- [EXERCISE BRIEF]: Among the entries below, count the lines where the string "this" occurs, and give only the number.

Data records
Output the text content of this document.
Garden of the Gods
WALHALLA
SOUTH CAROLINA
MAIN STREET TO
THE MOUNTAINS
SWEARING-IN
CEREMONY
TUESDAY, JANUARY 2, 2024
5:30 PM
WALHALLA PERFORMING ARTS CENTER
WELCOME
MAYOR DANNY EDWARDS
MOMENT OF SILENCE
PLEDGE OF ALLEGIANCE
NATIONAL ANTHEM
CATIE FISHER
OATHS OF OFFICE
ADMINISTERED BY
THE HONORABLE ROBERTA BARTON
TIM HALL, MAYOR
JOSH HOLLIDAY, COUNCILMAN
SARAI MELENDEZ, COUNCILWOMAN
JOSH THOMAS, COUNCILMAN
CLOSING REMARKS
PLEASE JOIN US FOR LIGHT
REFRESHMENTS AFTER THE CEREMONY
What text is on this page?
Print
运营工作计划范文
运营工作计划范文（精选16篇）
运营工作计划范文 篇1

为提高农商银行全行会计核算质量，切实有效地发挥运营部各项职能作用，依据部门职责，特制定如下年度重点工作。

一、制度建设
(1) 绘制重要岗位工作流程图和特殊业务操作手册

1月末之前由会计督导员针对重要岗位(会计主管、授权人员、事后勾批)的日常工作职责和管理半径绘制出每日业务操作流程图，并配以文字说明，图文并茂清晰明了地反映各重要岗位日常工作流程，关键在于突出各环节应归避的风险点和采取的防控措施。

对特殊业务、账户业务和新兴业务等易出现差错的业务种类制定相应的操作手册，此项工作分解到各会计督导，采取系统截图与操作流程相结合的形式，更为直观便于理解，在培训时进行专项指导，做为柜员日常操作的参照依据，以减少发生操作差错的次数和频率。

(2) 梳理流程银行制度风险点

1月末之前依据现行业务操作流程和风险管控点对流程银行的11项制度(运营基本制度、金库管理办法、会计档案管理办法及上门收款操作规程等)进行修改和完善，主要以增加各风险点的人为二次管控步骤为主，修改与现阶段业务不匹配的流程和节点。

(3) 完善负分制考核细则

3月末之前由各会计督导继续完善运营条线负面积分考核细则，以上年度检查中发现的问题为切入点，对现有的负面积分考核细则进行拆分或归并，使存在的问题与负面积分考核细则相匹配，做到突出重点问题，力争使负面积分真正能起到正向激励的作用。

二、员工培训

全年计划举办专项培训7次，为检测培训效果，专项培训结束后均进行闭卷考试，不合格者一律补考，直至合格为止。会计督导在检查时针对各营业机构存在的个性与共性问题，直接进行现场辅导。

- [RIGHT ANSWER]: 2